What you should do
Your job is to return every line in the data holding the string "Instant".

====================

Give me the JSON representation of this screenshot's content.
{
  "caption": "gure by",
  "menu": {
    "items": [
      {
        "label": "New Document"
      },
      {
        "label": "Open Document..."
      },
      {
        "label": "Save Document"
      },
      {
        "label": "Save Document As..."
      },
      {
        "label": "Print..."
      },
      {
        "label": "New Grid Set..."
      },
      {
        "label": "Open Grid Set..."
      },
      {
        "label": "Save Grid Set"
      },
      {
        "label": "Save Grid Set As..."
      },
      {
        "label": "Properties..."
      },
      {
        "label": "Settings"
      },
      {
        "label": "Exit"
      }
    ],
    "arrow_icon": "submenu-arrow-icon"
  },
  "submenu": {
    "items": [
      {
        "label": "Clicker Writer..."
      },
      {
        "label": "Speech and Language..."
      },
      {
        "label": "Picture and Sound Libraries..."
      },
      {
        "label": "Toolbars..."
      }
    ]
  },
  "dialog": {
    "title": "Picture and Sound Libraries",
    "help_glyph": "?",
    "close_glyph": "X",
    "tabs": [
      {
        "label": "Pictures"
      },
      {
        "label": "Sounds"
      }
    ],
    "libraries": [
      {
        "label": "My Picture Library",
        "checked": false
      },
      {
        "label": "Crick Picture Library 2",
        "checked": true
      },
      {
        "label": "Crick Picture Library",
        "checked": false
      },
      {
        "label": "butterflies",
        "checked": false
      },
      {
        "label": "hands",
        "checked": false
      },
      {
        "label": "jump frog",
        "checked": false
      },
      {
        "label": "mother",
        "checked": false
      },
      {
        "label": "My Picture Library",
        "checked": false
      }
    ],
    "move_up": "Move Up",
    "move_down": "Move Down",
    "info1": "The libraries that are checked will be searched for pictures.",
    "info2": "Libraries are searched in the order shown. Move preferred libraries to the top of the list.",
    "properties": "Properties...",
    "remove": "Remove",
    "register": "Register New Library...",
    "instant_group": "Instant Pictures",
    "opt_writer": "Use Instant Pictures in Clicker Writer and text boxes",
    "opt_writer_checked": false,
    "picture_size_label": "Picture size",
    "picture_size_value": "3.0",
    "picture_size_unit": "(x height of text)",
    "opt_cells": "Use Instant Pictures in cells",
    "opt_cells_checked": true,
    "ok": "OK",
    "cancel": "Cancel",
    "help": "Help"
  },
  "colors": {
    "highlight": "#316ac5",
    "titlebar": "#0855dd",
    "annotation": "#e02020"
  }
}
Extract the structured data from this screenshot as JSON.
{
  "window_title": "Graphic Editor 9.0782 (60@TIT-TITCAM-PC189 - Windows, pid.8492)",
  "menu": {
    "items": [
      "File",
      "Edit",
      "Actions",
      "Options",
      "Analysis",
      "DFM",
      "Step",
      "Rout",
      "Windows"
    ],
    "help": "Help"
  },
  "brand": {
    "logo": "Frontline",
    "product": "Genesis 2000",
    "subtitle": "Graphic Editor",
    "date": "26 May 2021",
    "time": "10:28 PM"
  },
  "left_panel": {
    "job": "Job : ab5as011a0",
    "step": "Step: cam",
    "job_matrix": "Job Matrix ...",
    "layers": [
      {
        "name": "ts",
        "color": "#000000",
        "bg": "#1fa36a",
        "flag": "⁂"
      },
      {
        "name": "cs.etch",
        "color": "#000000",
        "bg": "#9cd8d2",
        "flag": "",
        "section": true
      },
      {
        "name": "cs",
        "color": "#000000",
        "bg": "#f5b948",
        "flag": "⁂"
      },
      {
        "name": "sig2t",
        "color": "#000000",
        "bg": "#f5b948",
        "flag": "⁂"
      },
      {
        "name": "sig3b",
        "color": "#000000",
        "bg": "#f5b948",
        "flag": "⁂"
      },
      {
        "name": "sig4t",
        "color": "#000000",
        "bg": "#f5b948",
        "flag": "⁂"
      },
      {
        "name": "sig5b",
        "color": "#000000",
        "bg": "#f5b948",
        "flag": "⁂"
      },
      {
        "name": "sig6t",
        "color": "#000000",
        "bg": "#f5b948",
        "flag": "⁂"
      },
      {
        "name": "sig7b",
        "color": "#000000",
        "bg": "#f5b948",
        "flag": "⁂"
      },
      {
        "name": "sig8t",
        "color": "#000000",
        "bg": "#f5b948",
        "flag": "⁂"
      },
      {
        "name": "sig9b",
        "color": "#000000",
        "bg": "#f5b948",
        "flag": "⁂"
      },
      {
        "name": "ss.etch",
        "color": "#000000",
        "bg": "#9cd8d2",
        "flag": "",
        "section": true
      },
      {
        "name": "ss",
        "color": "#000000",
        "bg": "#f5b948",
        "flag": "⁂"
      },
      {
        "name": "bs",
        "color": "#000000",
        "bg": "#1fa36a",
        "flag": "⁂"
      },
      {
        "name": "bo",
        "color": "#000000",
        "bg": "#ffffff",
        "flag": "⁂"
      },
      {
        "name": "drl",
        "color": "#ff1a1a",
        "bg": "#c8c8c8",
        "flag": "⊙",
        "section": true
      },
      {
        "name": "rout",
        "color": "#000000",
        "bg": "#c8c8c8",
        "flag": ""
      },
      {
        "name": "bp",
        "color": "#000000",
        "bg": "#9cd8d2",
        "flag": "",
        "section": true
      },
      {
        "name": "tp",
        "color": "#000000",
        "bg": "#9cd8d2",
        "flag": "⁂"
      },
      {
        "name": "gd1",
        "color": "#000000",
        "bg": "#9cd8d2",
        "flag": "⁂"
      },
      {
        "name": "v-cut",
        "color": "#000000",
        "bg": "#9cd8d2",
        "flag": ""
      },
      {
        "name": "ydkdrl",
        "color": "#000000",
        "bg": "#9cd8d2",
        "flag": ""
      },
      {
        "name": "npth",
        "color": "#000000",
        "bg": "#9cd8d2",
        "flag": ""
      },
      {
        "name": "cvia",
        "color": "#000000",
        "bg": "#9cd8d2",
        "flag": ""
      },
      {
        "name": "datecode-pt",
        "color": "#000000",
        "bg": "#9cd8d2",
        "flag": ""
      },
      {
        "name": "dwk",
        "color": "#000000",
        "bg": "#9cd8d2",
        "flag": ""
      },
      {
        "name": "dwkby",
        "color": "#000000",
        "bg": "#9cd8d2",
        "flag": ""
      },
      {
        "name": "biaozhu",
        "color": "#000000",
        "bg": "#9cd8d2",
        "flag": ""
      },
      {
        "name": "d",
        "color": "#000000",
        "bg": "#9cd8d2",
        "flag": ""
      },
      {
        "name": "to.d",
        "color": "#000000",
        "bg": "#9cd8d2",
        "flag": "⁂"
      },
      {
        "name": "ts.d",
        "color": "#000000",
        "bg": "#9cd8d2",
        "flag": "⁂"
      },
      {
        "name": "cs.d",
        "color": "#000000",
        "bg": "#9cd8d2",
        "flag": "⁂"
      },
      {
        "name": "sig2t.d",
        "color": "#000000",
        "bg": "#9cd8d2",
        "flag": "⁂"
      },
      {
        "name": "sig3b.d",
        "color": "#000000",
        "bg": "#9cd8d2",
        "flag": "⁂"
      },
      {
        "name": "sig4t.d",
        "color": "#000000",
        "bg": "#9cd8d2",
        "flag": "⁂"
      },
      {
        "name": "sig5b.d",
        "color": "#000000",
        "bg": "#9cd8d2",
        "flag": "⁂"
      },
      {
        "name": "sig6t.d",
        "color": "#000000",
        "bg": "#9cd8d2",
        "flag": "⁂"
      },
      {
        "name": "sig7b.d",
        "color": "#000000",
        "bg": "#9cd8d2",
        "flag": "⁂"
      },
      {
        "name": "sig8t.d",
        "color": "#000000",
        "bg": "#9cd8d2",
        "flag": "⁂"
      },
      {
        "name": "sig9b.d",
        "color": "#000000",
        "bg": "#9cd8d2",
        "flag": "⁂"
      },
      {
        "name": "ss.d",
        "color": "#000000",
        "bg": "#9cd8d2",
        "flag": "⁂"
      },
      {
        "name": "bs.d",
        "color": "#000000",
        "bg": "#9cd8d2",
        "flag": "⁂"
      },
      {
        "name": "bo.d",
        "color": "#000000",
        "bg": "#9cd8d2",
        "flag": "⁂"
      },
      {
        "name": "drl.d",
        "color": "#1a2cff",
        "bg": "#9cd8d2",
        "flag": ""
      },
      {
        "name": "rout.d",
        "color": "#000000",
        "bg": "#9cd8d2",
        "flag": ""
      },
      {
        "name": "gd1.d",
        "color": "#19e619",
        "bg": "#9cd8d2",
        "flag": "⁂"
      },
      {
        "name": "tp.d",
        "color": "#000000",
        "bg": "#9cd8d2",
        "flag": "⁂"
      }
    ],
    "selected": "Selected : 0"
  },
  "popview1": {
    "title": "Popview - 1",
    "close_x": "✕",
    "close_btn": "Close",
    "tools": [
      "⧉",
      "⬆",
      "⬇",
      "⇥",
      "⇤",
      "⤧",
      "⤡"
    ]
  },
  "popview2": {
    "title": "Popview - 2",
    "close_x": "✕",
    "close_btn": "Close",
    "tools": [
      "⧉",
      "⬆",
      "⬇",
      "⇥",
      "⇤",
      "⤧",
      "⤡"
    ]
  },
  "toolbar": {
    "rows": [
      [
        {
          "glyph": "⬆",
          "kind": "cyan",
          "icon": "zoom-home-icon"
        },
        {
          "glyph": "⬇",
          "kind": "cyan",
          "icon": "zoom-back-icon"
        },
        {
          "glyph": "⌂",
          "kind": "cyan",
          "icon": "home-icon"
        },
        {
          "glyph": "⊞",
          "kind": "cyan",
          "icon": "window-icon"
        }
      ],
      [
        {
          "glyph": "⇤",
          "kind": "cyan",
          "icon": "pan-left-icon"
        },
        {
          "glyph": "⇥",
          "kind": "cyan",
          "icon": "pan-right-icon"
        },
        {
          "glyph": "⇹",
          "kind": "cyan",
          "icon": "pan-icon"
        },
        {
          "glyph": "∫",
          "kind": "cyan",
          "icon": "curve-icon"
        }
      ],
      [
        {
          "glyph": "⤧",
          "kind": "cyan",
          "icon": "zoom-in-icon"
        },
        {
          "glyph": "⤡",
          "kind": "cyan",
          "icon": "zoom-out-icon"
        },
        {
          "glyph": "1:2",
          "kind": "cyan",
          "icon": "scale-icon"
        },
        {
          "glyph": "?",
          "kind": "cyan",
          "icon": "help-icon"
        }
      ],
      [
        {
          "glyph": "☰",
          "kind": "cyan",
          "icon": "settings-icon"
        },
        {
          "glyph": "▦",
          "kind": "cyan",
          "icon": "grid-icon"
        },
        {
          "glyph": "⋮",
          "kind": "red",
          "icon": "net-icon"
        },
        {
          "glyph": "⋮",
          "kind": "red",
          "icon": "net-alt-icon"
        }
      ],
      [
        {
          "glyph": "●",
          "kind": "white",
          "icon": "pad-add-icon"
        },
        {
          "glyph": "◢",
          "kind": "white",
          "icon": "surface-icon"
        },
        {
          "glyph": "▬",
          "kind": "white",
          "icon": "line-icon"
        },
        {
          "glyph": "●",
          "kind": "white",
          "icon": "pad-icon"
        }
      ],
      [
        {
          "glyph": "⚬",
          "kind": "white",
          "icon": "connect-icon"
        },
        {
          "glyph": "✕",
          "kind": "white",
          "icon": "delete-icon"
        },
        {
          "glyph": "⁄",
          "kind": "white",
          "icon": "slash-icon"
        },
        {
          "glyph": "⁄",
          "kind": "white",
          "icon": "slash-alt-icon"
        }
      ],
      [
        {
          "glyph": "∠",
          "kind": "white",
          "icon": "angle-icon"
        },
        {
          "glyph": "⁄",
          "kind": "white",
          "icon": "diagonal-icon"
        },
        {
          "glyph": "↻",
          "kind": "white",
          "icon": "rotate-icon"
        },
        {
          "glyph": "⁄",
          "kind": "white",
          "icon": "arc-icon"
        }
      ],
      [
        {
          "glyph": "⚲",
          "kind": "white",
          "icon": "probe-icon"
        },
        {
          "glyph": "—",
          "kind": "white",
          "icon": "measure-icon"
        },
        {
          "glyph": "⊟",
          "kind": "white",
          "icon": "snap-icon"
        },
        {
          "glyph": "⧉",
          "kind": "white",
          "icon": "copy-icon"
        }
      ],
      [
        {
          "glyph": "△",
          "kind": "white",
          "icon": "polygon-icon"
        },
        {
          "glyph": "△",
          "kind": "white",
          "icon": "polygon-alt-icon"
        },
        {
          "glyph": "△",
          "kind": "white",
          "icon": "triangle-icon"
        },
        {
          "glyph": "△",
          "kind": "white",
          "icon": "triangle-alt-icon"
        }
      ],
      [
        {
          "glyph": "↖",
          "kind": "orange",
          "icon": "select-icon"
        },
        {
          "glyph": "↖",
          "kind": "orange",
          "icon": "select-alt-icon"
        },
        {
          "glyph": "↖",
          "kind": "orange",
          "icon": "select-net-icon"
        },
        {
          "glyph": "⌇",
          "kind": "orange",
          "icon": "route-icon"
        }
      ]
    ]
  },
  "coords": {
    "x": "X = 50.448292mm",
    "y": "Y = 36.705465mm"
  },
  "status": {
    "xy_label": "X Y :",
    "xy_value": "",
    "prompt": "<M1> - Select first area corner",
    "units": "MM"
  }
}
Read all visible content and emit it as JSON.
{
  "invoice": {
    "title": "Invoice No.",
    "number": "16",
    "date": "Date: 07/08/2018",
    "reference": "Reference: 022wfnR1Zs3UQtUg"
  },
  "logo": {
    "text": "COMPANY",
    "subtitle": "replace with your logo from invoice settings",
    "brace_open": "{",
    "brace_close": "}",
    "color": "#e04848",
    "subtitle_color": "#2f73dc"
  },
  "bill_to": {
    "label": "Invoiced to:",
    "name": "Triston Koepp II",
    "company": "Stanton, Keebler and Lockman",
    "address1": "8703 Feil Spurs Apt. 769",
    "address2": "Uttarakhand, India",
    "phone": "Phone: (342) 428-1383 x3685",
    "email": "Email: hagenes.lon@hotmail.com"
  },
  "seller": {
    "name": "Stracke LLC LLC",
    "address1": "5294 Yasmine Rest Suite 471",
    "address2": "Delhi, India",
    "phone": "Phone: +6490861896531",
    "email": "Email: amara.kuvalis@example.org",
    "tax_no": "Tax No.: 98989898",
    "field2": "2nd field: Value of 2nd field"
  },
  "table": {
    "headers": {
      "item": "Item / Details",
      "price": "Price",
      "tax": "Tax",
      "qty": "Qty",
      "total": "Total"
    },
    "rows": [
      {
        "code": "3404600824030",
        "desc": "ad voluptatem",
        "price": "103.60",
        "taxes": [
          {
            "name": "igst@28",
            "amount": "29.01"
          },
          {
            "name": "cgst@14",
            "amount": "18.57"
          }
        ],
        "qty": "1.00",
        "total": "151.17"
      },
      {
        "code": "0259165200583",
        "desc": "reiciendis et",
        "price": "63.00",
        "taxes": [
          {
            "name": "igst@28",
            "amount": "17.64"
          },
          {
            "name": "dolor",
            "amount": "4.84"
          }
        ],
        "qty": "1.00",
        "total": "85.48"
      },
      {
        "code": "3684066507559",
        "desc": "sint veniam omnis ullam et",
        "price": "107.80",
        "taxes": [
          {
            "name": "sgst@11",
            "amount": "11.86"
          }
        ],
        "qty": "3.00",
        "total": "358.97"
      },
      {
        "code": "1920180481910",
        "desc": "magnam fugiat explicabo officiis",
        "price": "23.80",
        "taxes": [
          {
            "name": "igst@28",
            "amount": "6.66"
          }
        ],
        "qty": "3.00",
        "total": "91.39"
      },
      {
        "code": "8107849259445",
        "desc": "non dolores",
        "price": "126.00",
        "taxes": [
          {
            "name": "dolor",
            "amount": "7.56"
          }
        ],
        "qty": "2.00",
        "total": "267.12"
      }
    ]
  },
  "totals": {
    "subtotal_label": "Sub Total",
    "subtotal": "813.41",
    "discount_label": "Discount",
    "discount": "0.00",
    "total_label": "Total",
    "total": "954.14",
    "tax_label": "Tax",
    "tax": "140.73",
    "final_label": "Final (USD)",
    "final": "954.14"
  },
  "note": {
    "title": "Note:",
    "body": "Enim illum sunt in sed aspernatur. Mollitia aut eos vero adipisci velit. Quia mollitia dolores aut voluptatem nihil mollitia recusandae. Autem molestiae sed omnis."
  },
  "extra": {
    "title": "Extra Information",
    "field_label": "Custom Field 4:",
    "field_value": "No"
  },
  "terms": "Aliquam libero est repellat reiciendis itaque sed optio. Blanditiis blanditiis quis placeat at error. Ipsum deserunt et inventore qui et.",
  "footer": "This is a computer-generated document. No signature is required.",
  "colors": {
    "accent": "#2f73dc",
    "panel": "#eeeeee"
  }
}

====================

Written answer
    "instant_group": "Instant Pictures",
    "opt_writer": "Use Instant Pictures in Clicker Writer and text boxes",
    "opt_cells": "Use Instant Pictures in cells",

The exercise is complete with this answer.